• [Work to complete]: Copy out every line of the entries below word for word, keeping the original order.

=== Listed entries ===

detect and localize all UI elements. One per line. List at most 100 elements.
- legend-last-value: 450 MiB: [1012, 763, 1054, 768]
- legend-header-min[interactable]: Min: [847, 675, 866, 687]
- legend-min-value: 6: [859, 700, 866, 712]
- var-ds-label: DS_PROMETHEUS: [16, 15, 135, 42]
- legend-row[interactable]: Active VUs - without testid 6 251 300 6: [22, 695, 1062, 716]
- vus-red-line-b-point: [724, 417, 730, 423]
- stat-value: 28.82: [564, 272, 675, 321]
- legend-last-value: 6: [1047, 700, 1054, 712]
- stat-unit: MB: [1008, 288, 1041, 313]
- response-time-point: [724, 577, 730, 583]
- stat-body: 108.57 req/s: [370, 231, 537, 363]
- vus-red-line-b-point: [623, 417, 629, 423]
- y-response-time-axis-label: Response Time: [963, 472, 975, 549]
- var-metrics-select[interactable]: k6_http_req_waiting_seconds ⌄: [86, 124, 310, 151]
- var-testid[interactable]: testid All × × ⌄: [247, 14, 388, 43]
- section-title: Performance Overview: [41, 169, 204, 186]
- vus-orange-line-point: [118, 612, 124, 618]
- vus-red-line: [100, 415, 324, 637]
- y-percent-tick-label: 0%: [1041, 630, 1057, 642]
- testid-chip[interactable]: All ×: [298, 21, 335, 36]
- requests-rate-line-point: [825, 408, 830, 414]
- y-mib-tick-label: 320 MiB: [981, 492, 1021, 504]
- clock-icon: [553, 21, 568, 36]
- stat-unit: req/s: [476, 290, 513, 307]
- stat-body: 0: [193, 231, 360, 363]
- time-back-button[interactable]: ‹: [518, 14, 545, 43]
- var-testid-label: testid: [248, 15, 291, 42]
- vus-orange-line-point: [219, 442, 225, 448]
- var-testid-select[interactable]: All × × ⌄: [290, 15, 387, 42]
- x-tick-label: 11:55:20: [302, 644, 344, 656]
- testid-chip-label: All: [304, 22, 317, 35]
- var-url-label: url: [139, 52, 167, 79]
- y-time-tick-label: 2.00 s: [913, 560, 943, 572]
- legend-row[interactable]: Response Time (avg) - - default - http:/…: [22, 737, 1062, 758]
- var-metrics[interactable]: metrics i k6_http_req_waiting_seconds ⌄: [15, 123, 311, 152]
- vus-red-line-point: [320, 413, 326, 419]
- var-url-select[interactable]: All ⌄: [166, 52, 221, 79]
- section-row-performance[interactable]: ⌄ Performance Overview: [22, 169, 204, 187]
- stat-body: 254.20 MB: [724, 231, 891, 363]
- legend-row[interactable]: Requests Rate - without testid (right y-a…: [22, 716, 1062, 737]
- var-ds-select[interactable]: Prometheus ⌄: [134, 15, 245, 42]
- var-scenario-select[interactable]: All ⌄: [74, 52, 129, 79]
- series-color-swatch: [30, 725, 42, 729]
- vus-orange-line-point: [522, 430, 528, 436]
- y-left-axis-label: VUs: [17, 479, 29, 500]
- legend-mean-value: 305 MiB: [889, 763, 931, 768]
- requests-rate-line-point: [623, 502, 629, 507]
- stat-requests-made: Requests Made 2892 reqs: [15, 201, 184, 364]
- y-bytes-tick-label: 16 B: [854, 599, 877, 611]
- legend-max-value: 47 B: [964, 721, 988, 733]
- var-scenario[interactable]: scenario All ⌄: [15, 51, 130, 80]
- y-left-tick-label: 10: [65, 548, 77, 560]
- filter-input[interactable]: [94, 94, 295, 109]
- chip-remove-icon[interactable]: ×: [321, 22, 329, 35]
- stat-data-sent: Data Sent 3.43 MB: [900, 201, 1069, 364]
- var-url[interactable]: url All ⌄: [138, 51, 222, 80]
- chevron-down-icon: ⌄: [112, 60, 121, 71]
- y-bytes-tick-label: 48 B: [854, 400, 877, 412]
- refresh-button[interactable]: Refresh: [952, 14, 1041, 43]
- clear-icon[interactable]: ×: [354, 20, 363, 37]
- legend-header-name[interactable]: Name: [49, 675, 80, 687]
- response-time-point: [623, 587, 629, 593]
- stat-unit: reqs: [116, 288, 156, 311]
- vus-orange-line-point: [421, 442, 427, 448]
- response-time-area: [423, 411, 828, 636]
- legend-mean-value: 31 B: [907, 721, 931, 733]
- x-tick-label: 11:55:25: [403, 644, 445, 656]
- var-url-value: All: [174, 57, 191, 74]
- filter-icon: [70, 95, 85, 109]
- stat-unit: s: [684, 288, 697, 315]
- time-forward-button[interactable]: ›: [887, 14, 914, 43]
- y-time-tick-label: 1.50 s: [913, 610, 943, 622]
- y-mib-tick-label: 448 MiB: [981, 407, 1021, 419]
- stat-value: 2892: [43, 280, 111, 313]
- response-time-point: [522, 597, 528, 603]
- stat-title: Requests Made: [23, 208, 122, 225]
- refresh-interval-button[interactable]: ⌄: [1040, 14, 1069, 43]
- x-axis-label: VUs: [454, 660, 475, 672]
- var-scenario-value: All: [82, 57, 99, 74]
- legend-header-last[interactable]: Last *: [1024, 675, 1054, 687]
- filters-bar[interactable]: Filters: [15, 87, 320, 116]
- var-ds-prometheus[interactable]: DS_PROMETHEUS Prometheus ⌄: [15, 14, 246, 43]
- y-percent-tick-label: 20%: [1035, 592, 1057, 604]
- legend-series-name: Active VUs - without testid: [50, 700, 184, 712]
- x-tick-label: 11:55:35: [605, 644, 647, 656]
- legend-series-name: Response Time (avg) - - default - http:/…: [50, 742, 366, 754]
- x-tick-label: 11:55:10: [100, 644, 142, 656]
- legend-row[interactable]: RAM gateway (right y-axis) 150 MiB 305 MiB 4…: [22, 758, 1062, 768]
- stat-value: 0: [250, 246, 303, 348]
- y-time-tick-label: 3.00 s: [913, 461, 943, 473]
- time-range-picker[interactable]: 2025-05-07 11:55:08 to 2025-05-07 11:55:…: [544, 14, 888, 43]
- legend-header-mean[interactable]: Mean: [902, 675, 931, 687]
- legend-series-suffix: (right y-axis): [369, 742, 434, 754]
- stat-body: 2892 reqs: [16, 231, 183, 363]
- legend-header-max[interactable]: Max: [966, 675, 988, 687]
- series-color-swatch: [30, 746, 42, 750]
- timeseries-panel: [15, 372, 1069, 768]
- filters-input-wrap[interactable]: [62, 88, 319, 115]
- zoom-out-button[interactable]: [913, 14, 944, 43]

===

• [Output]:
detect and localize all UI elements. One per line. List at most 100 elements.
- legend-last-value: 450 MiB: [1012, 763, 1054, 768]
- legend-header-min[interactable]: Min: [847, 675, 866, 687]
- legend-min-value: 6: [859, 700, 866, 712]
- var-ds-label: DS_PROMETHEUS: [16, 15, 135, 42]
- legend-row[interactable]: Active VUs - without testid 6 251 300 6: [22, 695, 1062, 716]
- vus-red-line-b-point: [724, 417, 730, 423]
- stat-value: 28.82: [564, 272, 675, 321]
- legend-last-value: 6: [1047, 700, 1054, 712]
- stat-unit: MB: [1008, 288, 1041, 313]
- response-time-point: [724, 577, 730, 583]
- stat-body: 108.57 req/s: [370, 231, 537, 363]
- vus-red-line-b-point: [623, 417, 629, 423]
- y-response-time-axis-label: Response Time: [963, 472, 975, 549]
- var-metrics-select[interactable]: k6_http_req_waiting_seconds ⌄: [86, 124, 310, 151]
- var-testid[interactable]: testid All × × ⌄: [247, 14, 388, 43]
- section-title: Performance Overview: [41, 169, 204, 186]
- vus-orange-line-point: [118, 612, 124, 618]
- vus-red-line: [100, 415, 324, 637]
- y-percent-tick-label: 0%: [1041, 630, 1057, 642]
- testid-chip[interactable]: All ×: [298, 21, 335, 36]
- requests-rate-line-point: [825, 408, 830, 414]
- y-mib-tick-label: 320 MiB: [981, 492, 1021, 504]
- clock-icon: [553, 21, 568, 36]
- stat-unit: req/s: [476, 290, 513, 307]
- stat-body: 0: [193, 231, 360, 363]
- time-back-button[interactable]: ‹: [518, 14, 545, 43]
- var-testid-label: testid: [248, 15, 291, 42]
- vus-orange-line-point: [219, 442, 225, 448]
- var-testid-select[interactable]: All × × ⌄: [290, 15, 387, 42]
- x-tick-label: 11:55:20: [302, 644, 344, 656]
- testid-chip-label: All: [304, 22, 317, 35]
- var-url-label: url: [139, 52, 167, 79]
- y-time-tick-label: 2.00 s: [913, 560, 943, 572]
- legend-row[interactable]: Response Time (avg) - - default - http:/…: [22, 737, 1062, 758]
- var-metrics[interactable]: metrics i k6_http_req_waiting_seconds ⌄: [15, 123, 311, 152]
- vus-red-line-point: [320, 413, 326, 419]
- var-url-select[interactable]: All ⌄: [166, 52, 221, 79]
- section-row-performance[interactable]: ⌄ Performance Overview: [22, 169, 204, 187]
- stat-body: 254.20 MB: [724, 231, 891, 363]
- legend-row[interactable]: Requests Rate - without testid (right y-a…: [22, 716, 1062, 737]
- var-ds-select[interactable]: Prometheus ⌄: [134, 15, 245, 42]
- var-scenario-select[interactable]: All ⌄: [74, 52, 129, 79]
- series-color-swatch: [30, 725, 42, 729]
- vus-orange-line-point: [522, 430, 528, 436]
- y-left-axis-label: VUs: [17, 479, 29, 500]
- legend-mean-value: 305 MiB: [889, 763, 931, 768]
- requests-rate-line-point: [623, 502, 629, 507]
- stat-requests-made: Requests Made 2892 reqs: [15, 201, 184, 364]
- y-bytes-tick-label: 16 B: [854, 599, 877, 611]
- legend-max-value: 47 B: [964, 721, 988, 733]
- var-scenario[interactable]: scenario All ⌄: [15, 51, 130, 80]
- y-left-tick-label: 10: [65, 548, 77, 560]
- filter-input[interactable]: [94, 94, 295, 109]
- chip-remove-icon[interactable]: ×: [321, 22, 329, 35]
- stat-data-sent: Data Sent 3.43 MB: [900, 201, 1069, 364]
- var-url[interactable]: url All ⌄: [138, 51, 222, 80]
- chevron-down-icon: ⌄: [112, 60, 121, 71]
- y-bytes-tick-label: 48 B: [854, 400, 877, 412]
- refresh-button[interactable]: Refresh: [952, 14, 1041, 43]
- clear-icon[interactable]: ×: [354, 20, 363, 37]
- legend-header-name[interactable]: Name: [49, 675, 80, 687]
- response-time-point: [623, 587, 629, 593]
- stat-unit: reqs: [116, 288, 156, 311]
- vus-orange-line-point: [421, 442, 427, 448]
- response-time-area: [423, 411, 828, 636]
- legend-mean-value: 31 B: [907, 721, 931, 733]
- x-tick-label: 11:55:25: [403, 644, 445, 656]
- var-url-value: All: [174, 57, 191, 74]
- filter-icon: [70, 95, 85, 109]
- stat-unit: s: [684, 288, 697, 315]
- time-forward-button[interactable]: ›: [887, 14, 914, 43]
- y-time-tick-label: 1.50 s: [913, 610, 943, 622]
- y-mib-tick-label: 448 MiB: [981, 407, 1021, 419]
- stat-value: 2892: [43, 280, 111, 313]
- response-time-point: [522, 597, 528, 603]
- stat-title: Requests Made: [23, 208, 122, 225]
- refresh-interval-button[interactable]: ⌄: [1040, 14, 1069, 43]
- x-axis-label: VUs: [454, 660, 475, 672]
- var-scenario-value: All: [82, 57, 99, 74]
- legend-header-last[interactable]: Last *: [1024, 675, 1054, 687]
- filters-bar[interactable]: Filters: [15, 87, 320, 116]
- var-ds-prometheus[interactable]: DS_PROMETHEUS Prometheus ⌄: [15, 14, 246, 43]
- y-percent-tick-label: 20%: [1035, 592, 1057, 604]
- legend-series-name: Active VUs - without testid: [50, 700, 184, 712]
- x-tick-label: 11:55:35: [605, 644, 647, 656]
- legend-series-name: Response Time (avg) - - default - http:/…: [50, 742, 366, 754]
- x-tick-label: 11:55:10: [100, 644, 142, 656]
- legend-row[interactable]: RAM gateway (right y-axis) 150 MiB 305 MiB 4…: [22, 758, 1062, 768]
- stat-value: 0: [250, 246, 303, 348]
- y-time-tick-label: 3.00 s: [913, 461, 943, 473]
- time-range-picker[interactable]: 2025-05-07 11:55:08 to 2025-05-07 11:55:…: [544, 14, 888, 43]
- legend-header-mean[interactable]: Mean: [902, 675, 931, 687]
- legend-series-suffix: (right y-axis): [369, 742, 434, 754]
- stat-body: 2892 reqs: [16, 231, 183, 363]
- legend-header-max[interactable]: Max: [966, 675, 988, 687]
- series-color-swatch: [30, 746, 42, 750]
- timeseries-panel: [15, 372, 1069, 768]
- filters-input-wrap[interactable]: [62, 88, 319, 115]
- zoom-out-button[interactable]: [913, 14, 944, 43]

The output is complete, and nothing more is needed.